Written request: Provide only the number of lines in the data below that contain the word "Corporación".

Input material:
START
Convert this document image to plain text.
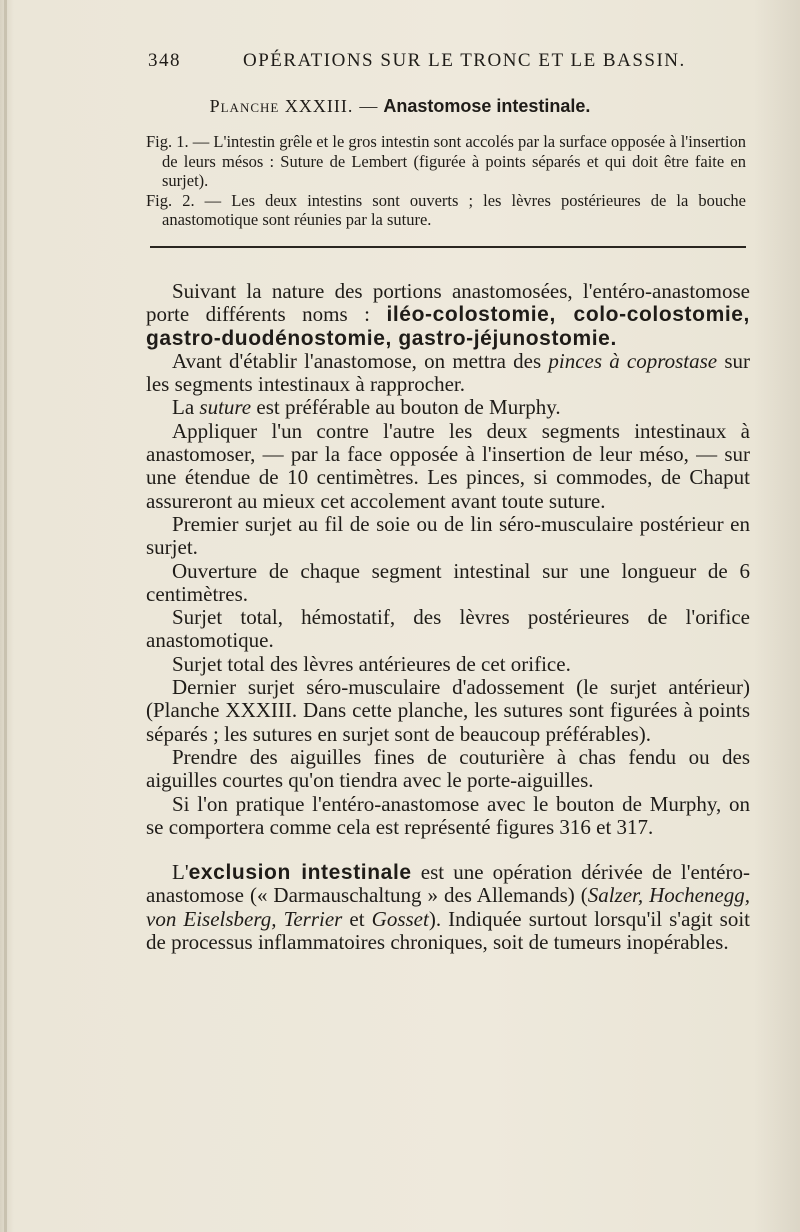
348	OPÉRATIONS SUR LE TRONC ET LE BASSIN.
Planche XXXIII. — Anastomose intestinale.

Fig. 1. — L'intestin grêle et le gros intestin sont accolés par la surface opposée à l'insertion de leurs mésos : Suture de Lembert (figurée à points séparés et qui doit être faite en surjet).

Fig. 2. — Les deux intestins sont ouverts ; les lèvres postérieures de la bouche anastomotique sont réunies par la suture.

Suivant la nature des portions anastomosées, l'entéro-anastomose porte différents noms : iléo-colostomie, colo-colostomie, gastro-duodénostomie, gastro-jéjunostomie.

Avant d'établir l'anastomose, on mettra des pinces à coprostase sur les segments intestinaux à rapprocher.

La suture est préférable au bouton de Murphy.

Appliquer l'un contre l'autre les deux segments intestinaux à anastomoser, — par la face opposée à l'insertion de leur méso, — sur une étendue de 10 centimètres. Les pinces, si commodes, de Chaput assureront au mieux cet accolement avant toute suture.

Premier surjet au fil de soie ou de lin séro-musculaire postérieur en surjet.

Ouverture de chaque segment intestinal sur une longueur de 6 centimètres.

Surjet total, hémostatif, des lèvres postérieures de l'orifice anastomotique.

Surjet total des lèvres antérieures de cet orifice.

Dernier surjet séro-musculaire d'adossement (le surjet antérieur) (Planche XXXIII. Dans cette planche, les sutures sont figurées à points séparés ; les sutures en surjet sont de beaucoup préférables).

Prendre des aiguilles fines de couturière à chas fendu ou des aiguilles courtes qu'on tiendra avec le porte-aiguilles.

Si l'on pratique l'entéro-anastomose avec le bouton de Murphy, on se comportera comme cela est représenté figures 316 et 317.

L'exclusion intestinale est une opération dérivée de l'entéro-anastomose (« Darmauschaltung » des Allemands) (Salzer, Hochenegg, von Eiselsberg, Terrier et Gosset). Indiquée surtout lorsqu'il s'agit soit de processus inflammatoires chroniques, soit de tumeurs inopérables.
END
START
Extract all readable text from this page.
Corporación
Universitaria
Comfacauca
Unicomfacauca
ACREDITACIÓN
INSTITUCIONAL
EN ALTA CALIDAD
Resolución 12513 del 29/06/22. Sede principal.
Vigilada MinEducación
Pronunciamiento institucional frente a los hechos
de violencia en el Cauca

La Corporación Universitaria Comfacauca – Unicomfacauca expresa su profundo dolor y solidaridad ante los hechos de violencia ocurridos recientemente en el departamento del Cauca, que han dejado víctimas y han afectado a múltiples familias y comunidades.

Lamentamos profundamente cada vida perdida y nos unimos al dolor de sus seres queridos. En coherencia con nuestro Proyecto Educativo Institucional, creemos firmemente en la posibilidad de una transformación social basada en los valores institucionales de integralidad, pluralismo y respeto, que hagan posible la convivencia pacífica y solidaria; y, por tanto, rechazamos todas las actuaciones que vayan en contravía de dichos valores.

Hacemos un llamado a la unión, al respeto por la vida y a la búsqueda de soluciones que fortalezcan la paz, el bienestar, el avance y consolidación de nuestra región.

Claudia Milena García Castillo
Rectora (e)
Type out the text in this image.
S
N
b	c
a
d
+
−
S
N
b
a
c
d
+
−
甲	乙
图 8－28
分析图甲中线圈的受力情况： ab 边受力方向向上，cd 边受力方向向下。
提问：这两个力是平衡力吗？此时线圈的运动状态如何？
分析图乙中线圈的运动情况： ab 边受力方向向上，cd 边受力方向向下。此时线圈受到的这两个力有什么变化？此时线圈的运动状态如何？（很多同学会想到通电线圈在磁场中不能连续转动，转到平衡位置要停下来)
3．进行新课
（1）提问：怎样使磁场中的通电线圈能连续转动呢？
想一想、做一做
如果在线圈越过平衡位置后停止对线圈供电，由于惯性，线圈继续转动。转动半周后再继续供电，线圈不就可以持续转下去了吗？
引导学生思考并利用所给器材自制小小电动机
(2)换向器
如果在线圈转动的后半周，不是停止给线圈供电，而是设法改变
END
Answer to the problem: 2